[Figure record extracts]

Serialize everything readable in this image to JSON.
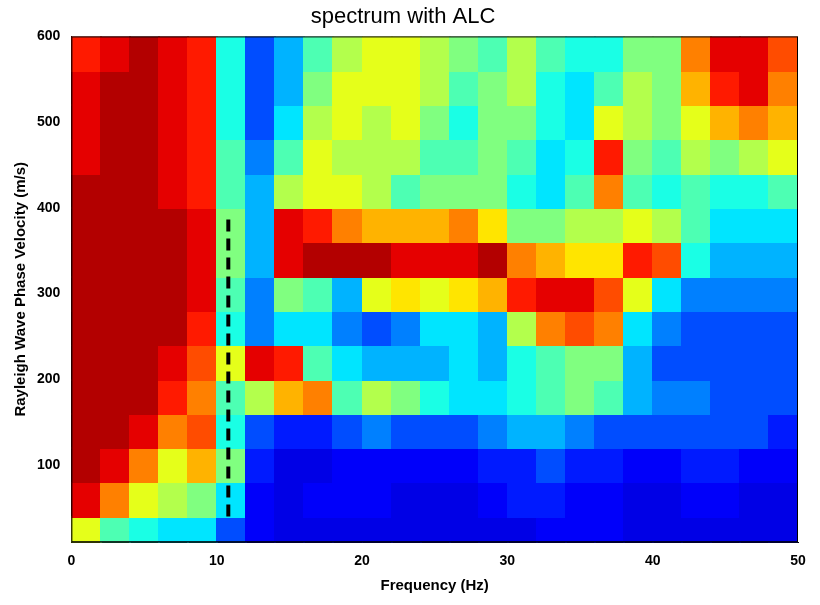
{
  "chart_data": {
    "type": "heatmap",
    "title": "spectrum with ALC",
    "x_label": "Frequency (Hz)",
    "y_label": "Rayleigh Wave Phase Velocity (m/s)",
    "xlim": [
      0,
      50
    ],
    "xticks": [
      0,
      10,
      20,
      30,
      40,
      50
    ],
    "ylim": [
      10,
      600
    ],
    "yticks": [
      100,
      200,
      300,
      400,
      500,
      600
    ],
    "grid": false,
    "x_edges": [
      0,
      2,
      4,
      6,
      8,
      10,
      12,
      14,
      16,
      18,
      20,
      22,
      24,
      26,
      28,
      30,
      32,
      34,
      36,
      38,
      40,
      42,
      44,
      46,
      48,
      50
    ],
    "y_edges": [
      0,
      40,
      80,
      120,
      160,
      200,
      240,
      280,
      320,
      360,
      400,
      440,
      480,
      520,
      560,
      600
    ],
    "cells": [
      [
        0.6,
        0.45,
        0.4,
        0.35,
        0.35,
        0.2,
        0.12,
        0.1,
        0.1,
        0.1,
        0.1,
        0.1,
        0.1,
        0.1,
        0.1,
        0.1,
        0.12,
        0.12,
        0.12,
        0.1,
        0.1,
        0.1,
        0.1,
        0.1,
        0.1
      ],
      [
        0.9,
        0.75,
        0.6,
        0.55,
        0.5,
        0.35,
        0.12,
        0.1,
        0.12,
        0.12,
        0.12,
        0.1,
        0.1,
        0.1,
        0.12,
        0.15,
        0.15,
        0.12,
        0.12,
        0.1,
        0.1,
        0.12,
        0.12,
        0.1,
        0.1
      ],
      [
        0.95,
        0.9,
        0.75,
        0.6,
        0.7,
        0.5,
        0.15,
        0.1,
        0.1,
        0.12,
        0.12,
        0.12,
        0.12,
        0.12,
        0.15,
        0.15,
        0.2,
        0.15,
        0.15,
        0.12,
        0.12,
        0.15,
        0.15,
        0.12,
        0.12
      ],
      [
        0.95,
        0.95,
        0.9,
        0.75,
        0.8,
        0.4,
        0.2,
        0.15,
        0.15,
        0.2,
        0.25,
        0.2,
        0.2,
        0.2,
        0.25,
        0.3,
        0.3,
        0.25,
        0.2,
        0.2,
        0.2,
        0.2,
        0.2,
        0.2,
        0.15
      ],
      [
        0.95,
        0.95,
        0.95,
        0.85,
        0.75,
        0.45,
        0.55,
        0.7,
        0.75,
        0.45,
        0.55,
        0.5,
        0.4,
        0.35,
        0.35,
        0.4,
        0.45,
        0.5,
        0.45,
        0.3,
        0.25,
        0.25,
        0.2,
        0.2,
        0.2
      ],
      [
        0.95,
        0.95,
        0.95,
        0.9,
        0.8,
        0.6,
        0.9,
        0.85,
        0.45,
        0.35,
        0.3,
        0.3,
        0.3,
        0.35,
        0.3,
        0.4,
        0.45,
        0.5,
        0.5,
        0.3,
        0.2,
        0.2,
        0.2,
        0.2,
        0.2
      ],
      [
        0.95,
        0.95,
        0.95,
        0.95,
        0.85,
        0.4,
        0.25,
        0.35,
        0.35,
        0.25,
        0.2,
        0.25,
        0.35,
        0.35,
        0.3,
        0.55,
        0.75,
        0.8,
        0.75,
        0.35,
        0.25,
        0.2,
        0.2,
        0.2,
        0.2
      ],
      [
        0.95,
        0.95,
        0.95,
        0.95,
        0.9,
        0.45,
        0.25,
        0.5,
        0.45,
        0.3,
        0.6,
        0.65,
        0.6,
        0.65,
        0.7,
        0.85,
        0.9,
        0.9,
        0.8,
        0.6,
        0.35,
        0.25,
        0.25,
        0.25,
        0.25
      ],
      [
        0.95,
        0.95,
        0.95,
        0.95,
        0.9,
        0.5,
        0.3,
        0.9,
        0.95,
        0.95,
        0.95,
        0.9,
        0.9,
        0.9,
        0.95,
        0.75,
        0.7,
        0.65,
        0.65,
        0.85,
        0.8,
        0.4,
        0.3,
        0.3,
        0.3
      ],
      [
        0.95,
        0.95,
        0.95,
        0.95,
        0.9,
        0.5,
        0.3,
        0.9,
        0.85,
        0.75,
        0.7,
        0.7,
        0.7,
        0.75,
        0.65,
        0.5,
        0.5,
        0.55,
        0.55,
        0.6,
        0.55,
        0.45,
        0.35,
        0.35,
        0.35
      ],
      [
        0.95,
        0.95,
        0.95,
        0.9,
        0.85,
        0.45,
        0.3,
        0.55,
        0.6,
        0.6,
        0.55,
        0.45,
        0.5,
        0.5,
        0.5,
        0.4,
        0.35,
        0.45,
        0.75,
        0.45,
        0.4,
        0.45,
        0.4,
        0.4,
        0.45
      ],
      [
        0.9,
        0.95,
        0.95,
        0.9,
        0.85,
        0.45,
        0.25,
        0.45,
        0.6,
        0.55,
        0.55,
        0.55,
        0.45,
        0.45,
        0.5,
        0.45,
        0.35,
        0.4,
        0.85,
        0.5,
        0.45,
        0.55,
        0.5,
        0.55,
        0.6
      ],
      [
        0.9,
        0.95,
        0.95,
        0.9,
        0.85,
        0.4,
        0.2,
        0.35,
        0.55,
        0.6,
        0.55,
        0.6,
        0.5,
        0.4,
        0.5,
        0.5,
        0.4,
        0.35,
        0.6,
        0.55,
        0.5,
        0.6,
        0.7,
        0.75,
        0.7
      ],
      [
        0.9,
        0.95,
        0.95,
        0.9,
        0.85,
        0.4,
        0.2,
        0.3,
        0.5,
        0.6,
        0.6,
        0.6,
        0.55,
        0.45,
        0.5,
        0.55,
        0.4,
        0.35,
        0.45,
        0.55,
        0.5,
        0.7,
        0.85,
        0.9,
        0.75
      ],
      [
        0.85,
        0.9,
        0.95,
        0.9,
        0.85,
        0.4,
        0.2,
        0.3,
        0.45,
        0.55,
        0.6,
        0.6,
        0.55,
        0.5,
        0.45,
        0.55,
        0.45,
        0.4,
        0.4,
        0.5,
        0.5,
        0.75,
        0.9,
        0.9,
        0.8
      ]
    ],
    "lines": [
      {
        "x": [
          10.8,
          10.8
        ],
        "y": [
          40,
          390
        ],
        "color": "#000000",
        "line_style": "dashed"
      }
    ]
  }
}
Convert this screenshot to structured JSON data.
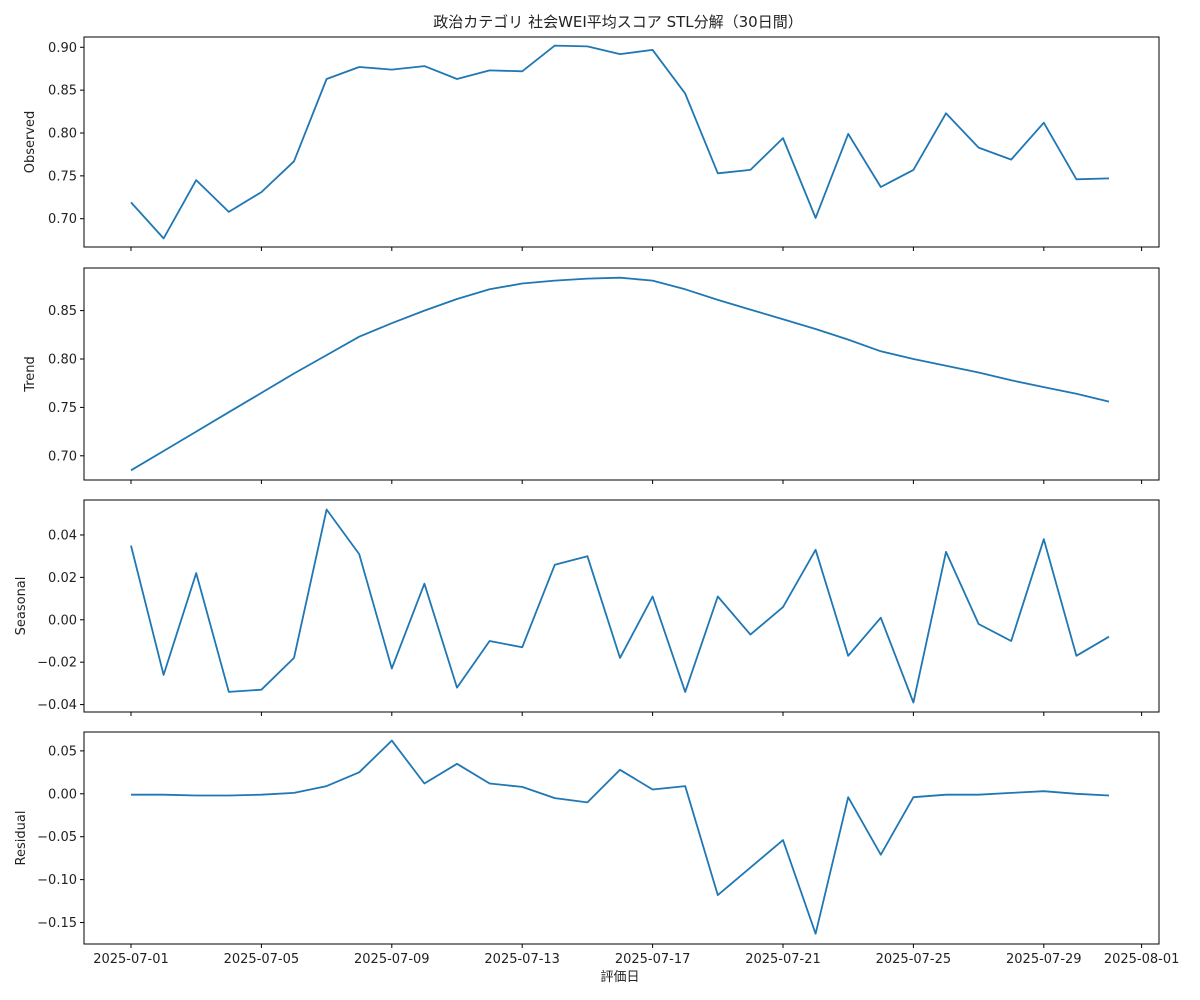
{
  "figure": {
    "title": "政治カテゴリ 社会WEI平均スコア STL分解（30日間）",
    "xlabel": "評価日",
    "x_tick_labels": [
      "2025-07-01",
      "2025-07-05",
      "2025-07-09",
      "2025-07-13",
      "2025-07-17",
      "2025-07-21",
      "2025-07-25",
      "2025-07-29",
      "2025-08-01"
    ]
  },
  "colors": {
    "line": "#1f77b4",
    "axis": "#000000",
    "background": "#ffffff"
  },
  "chart_data": [
    {
      "type": "line",
      "ylabel": "Observed",
      "x": [
        "2025-07-01",
        "2025-07-02",
        "2025-07-03",
        "2025-07-04",
        "2025-07-05",
        "2025-07-06",
        "2025-07-07",
        "2025-07-08",
        "2025-07-09",
        "2025-07-10",
        "2025-07-11",
        "2025-07-12",
        "2025-07-13",
        "2025-07-14",
        "2025-07-15",
        "2025-07-16",
        "2025-07-17",
        "2025-07-18",
        "2025-07-19",
        "2025-07-20",
        "2025-07-21",
        "2025-07-22",
        "2025-07-23",
        "2025-07-24",
        "2025-07-25",
        "2025-07-26",
        "2025-07-27",
        "2025-07-28",
        "2025-07-29",
        "2025-07-30",
        "2025-07-31"
      ],
      "values": [
        0.719,
        0.677,
        0.745,
        0.708,
        0.731,
        0.767,
        0.863,
        0.877,
        0.874,
        0.878,
        0.863,
        0.873,
        0.872,
        0.902,
        0.901,
        0.892,
        0.897,
        0.846,
        0.753,
        0.757,
        0.794,
        0.701,
        0.799,
        0.737,
        0.757,
        0.823,
        0.783,
        0.769,
        0.812,
        0.746,
        0.747
      ],
      "ylim": [
        0.667,
        0.912
      ],
      "yticks": [
        0.7,
        0.75,
        0.8,
        0.85,
        0.9
      ],
      "ytick_labels": [
        "0.70",
        "0.75",
        "0.80",
        "0.85",
        "0.90"
      ]
    },
    {
      "type": "line",
      "ylabel": "Trend",
      "x": [
        "2025-07-01",
        "2025-07-02",
        "2025-07-03",
        "2025-07-04",
        "2025-07-05",
        "2025-07-06",
        "2025-07-07",
        "2025-07-08",
        "2025-07-09",
        "2025-07-10",
        "2025-07-11",
        "2025-07-12",
        "2025-07-13",
        "2025-07-14",
        "2025-07-15",
        "2025-07-16",
        "2025-07-17",
        "2025-07-18",
        "2025-07-19",
        "2025-07-20",
        "2025-07-21",
        "2025-07-22",
        "2025-07-23",
        "2025-07-24",
        "2025-07-25",
        "2025-07-26",
        "2025-07-27",
        "2025-07-28",
        "2025-07-29",
        "2025-07-30",
        "2025-07-31"
      ],
      "values": [
        0.685,
        0.705,
        0.725,
        0.745,
        0.765,
        0.785,
        0.804,
        0.823,
        0.837,
        0.85,
        0.862,
        0.872,
        0.878,
        0.881,
        0.883,
        0.884,
        0.881,
        0.872,
        0.861,
        0.851,
        0.841,
        0.831,
        0.82,
        0.808,
        0.8,
        0.793,
        0.786,
        0.778,
        0.771,
        0.764,
        0.756
      ],
      "ylim": [
        0.675,
        0.894
      ],
      "yticks": [
        0.7,
        0.75,
        0.8,
        0.85
      ],
      "ytick_labels": [
        "0.70",
        "0.75",
        "0.80",
        "0.85"
      ]
    },
    {
      "type": "line",
      "ylabel": "Seasonal",
      "x": [
        "2025-07-01",
        "2025-07-02",
        "2025-07-03",
        "2025-07-04",
        "2025-07-05",
        "2025-07-06",
        "2025-07-07",
        "2025-07-08",
        "2025-07-09",
        "2025-07-10",
        "2025-07-11",
        "2025-07-12",
        "2025-07-13",
        "2025-07-14",
        "2025-07-15",
        "2025-07-16",
        "2025-07-17",
        "2025-07-18",
        "2025-07-19",
        "2025-07-20",
        "2025-07-21",
        "2025-07-22",
        "2025-07-23",
        "2025-07-24",
        "2025-07-25",
        "2025-07-26",
        "2025-07-27",
        "2025-07-28",
        "2025-07-29",
        "2025-07-30",
        "2025-07-31"
      ],
      "values": [
        0.035,
        -0.026,
        0.022,
        -0.034,
        -0.033,
        -0.018,
        0.052,
        0.031,
        -0.023,
        0.017,
        -0.032,
        -0.01,
        -0.013,
        0.026,
        0.03,
        -0.018,
        0.011,
        -0.034,
        0.011,
        -0.007,
        0.006,
        0.033,
        -0.017,
        0.001,
        -0.039,
        0.032,
        -0.002,
        -0.01,
        0.038,
        -0.017,
        -0.008
      ],
      "ylim": [
        -0.0435,
        0.0565
      ],
      "yticks": [
        -0.04,
        -0.02,
        0.0,
        0.02,
        0.04
      ],
      "ytick_labels": [
        "−0.04",
        "−0.02",
        "0.00",
        "0.02",
        "0.04"
      ]
    },
    {
      "type": "line",
      "ylabel": "Residual",
      "x": [
        "2025-07-01",
        "2025-07-02",
        "2025-07-03",
        "2025-07-04",
        "2025-07-05",
        "2025-07-06",
        "2025-07-07",
        "2025-07-08",
        "2025-07-09",
        "2025-07-10",
        "2025-07-11",
        "2025-07-12",
        "2025-07-13",
        "2025-07-14",
        "2025-07-15",
        "2025-07-16",
        "2025-07-17",
        "2025-07-18",
        "2025-07-19",
        "2025-07-20",
        "2025-07-21",
        "2025-07-22",
        "2025-07-23",
        "2025-07-24",
        "2025-07-25",
        "2025-07-26",
        "2025-07-27",
        "2025-07-28",
        "2025-07-29",
        "2025-07-30",
        "2025-07-31"
      ],
      "values": [
        -0.001,
        -0.001,
        -0.002,
        -0.002,
        -0.001,
        0.001,
        0.009,
        0.025,
        0.062,
        0.012,
        0.035,
        0.012,
        0.008,
        -0.005,
        -0.01,
        0.028,
        0.005,
        0.009,
        -0.118,
        -0.086,
        -0.054,
        -0.163,
        -0.004,
        -0.071,
        -0.004,
        -0.001,
        -0.001,
        0.001,
        0.003,
        0.0,
        -0.002
      ],
      "ylim": [
        -0.175,
        0.072
      ],
      "yticks": [
        -0.15,
        -0.1,
        -0.05,
        0.0,
        0.05
      ],
      "ytick_labels": [
        "−0.15",
        "−0.10",
        "−0.05",
        "0.00",
        "0.05"
      ]
    }
  ]
}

_Aim of the exercise_
Find each line in the records holding the string "JSON" and show it.

_Result_
Serialize everything readable in this image to JSON.
Convert this screenshot to structured JSON data.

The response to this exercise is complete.